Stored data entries
+ + + +

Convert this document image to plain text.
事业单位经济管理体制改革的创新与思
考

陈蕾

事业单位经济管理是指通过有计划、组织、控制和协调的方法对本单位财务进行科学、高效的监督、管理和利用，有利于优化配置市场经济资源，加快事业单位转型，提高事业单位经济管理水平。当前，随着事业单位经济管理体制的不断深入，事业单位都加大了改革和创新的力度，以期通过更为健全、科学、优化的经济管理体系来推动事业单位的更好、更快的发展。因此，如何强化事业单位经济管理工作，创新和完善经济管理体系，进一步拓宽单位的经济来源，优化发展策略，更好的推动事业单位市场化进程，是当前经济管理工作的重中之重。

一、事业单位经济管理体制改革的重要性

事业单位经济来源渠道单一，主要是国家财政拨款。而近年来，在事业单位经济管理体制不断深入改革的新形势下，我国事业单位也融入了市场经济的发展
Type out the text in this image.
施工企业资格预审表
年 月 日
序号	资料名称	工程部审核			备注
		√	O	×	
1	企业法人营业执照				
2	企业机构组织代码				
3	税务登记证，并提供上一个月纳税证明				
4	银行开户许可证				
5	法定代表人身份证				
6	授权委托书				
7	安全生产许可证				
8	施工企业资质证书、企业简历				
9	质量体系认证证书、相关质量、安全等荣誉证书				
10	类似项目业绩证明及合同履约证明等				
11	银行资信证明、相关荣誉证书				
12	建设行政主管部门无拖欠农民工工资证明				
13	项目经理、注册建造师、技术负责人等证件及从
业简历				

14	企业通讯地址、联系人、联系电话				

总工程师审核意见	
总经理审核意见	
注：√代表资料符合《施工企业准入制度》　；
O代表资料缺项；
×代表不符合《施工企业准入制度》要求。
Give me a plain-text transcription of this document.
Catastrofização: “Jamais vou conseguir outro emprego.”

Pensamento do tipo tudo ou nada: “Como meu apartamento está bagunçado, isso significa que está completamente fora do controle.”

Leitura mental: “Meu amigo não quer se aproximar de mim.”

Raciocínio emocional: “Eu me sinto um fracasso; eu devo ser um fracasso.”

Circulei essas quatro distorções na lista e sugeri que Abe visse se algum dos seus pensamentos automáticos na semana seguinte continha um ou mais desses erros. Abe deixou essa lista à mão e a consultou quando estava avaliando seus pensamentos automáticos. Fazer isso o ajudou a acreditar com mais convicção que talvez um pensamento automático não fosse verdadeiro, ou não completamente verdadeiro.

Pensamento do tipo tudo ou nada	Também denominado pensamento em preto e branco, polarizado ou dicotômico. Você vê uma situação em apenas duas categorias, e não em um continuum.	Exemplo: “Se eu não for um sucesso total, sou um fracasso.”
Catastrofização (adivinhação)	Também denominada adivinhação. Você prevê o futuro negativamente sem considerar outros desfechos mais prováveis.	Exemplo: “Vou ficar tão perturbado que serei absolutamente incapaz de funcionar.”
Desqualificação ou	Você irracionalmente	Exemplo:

+ + + +

Given exercise
Among the lines above, determine how many hold the word "text"; report the figure alone.

Correct output
3